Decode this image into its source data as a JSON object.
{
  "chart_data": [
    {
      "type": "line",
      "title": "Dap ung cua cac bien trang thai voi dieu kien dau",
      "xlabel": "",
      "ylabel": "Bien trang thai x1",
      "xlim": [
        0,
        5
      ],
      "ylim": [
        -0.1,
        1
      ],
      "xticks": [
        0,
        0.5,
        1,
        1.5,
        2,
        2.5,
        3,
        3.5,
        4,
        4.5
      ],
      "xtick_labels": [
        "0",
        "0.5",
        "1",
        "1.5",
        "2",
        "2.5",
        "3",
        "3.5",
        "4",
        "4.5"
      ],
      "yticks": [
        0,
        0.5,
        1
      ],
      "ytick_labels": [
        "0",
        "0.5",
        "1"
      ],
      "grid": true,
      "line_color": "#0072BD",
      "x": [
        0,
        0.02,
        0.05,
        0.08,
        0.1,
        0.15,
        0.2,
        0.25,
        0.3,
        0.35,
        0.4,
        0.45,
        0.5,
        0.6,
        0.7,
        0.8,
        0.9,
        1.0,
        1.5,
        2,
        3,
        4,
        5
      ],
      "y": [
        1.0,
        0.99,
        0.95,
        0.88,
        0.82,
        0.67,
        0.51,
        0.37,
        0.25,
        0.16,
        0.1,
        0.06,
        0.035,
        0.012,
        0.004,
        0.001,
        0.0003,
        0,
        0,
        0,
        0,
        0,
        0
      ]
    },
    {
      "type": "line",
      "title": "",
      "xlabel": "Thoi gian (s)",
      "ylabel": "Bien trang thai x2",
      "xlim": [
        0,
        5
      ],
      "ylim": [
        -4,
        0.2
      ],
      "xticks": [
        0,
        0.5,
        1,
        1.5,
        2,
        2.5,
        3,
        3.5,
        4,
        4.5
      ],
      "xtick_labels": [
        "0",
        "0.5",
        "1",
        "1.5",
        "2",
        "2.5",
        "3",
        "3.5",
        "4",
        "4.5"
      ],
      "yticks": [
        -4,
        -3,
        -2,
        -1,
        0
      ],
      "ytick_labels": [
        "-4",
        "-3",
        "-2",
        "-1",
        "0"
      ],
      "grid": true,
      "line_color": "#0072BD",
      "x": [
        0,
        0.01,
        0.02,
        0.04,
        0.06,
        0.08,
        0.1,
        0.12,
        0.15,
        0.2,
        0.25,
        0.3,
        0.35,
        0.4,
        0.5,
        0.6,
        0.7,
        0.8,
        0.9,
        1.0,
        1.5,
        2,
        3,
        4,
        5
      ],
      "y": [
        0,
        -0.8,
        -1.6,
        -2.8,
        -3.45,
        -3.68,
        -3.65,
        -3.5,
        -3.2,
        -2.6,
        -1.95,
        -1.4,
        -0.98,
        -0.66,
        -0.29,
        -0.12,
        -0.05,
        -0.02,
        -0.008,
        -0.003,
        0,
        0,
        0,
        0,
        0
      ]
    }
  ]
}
────────────────
→ PROBLEM STATEMENT: Please reproduce each line exactly as written.

→ EXPECTED ANSWER:
Decode this image into its source data as a JSON object.
{
  "chart_data": [
    {
      "type": "line",
      "title": "Dap ung cua cac bien trang thai voi dieu kien dau",
      "xlabel": "",
      "ylabel": "Bien trang thai x1",
      "xlim": [
        0,
        5
      ],
      "ylim": [
        -0.1,
        1
      ],
      "xticks": [
        0,
        0.5,
        1,
        1.5,
        2,
        2.5,
        3,
        3.5,
        4,
        4.5
      ],
      "xtick_labels": [
        "0",
        "0.5",
        "1",
        "1.5",
        "2",
        "2.5",
        "3",
        "3.5",
        "4",
        "4.5"
      ],
      "yticks": [
        0,
        0.5,
        1
      ],
      "ytick_labels": [
        "0",
        "0.5",
        "1"
      ],
      "grid": true,
      "line_color": "#0072BD",
      "x": [
        0,
        0.02,
        0.05,
        0.08,
        0.1,
        0.15,
        0.2,
        0.25,
        0.3,
        0.35,
        0.4,
        0.45,
        0.5,
        0.6,
        0.7,
        0.8,
        0.9,
        1.0,
        1.5,
        2,
        3,
        4,
        5
      ],
      "y": [
        1.0,
        0.99,
        0.95,
        0.88,
        0.82,
        0.67,
        0.51,
        0.37,
        0.25,
        0.16,
        0.1,
        0.06,
        0.035,
        0.012,
        0.004,
        0.001,
        0.0003,
        0,
        0,
        0,
        0,
        0,
        0
      ]
    },
    {
      "type": "line",
      "title": "",
      "xlabel": "Thoi gian (s)",
      "ylabel": "Bien trang thai x2",
      "xlim": [
        0,
        5
      ],
      "ylim": [
        -4,
        0.2
      ],
      "xticks": [
        0,
        0.5,
        1,
        1.5,
        2,
        2.5,
        3,
        3.5,
        4,
        4.5
      ],
      "xtick_labels": [
        "0",
        "0.5",
        "1",
        "1.5",
        "2",
        "2.5",
        "3",
        "3.5",
        "4",
        "4.5"
      ],
      "yticks": [
        -4,
        -3,
        -2,
        -1,
        0
      ],
      "ytick_labels": [
        "-4",
        "-3",
        "-2",
        "-1",
        "0"
      ],
      "grid": true,
      "line_color": "#0072BD",
      "x": [
        0,
        0.01,
        0.02,
        0.04,
        0.06,
        0.08,
        0.1,
        0.12,
        0.15,
        0.2,
        0.25,
        0.3,
        0.35,
        0.4,
        0.5,
        0.6,
        0.7,
        0.8,
        0.9,
        1.0,
        1.5,
        2,
        3,
        4,
        5
      ],
      "y": [
        0,
        -0.8,
        -1.6,
        -2.8,
        -3.45,
        -3.68,
        -3.65,
        -3.5,
        -3.2,
        -2.6,
        -1.95,
        -1.4,
        -0.98,
        -0.66,
        -0.29,
        -0.12,
        -0.05,
        -0.02,
        -0.008,
        -0.003,
        0,
        0,
        0,
        0,
        0
      ]
    }
  ]
}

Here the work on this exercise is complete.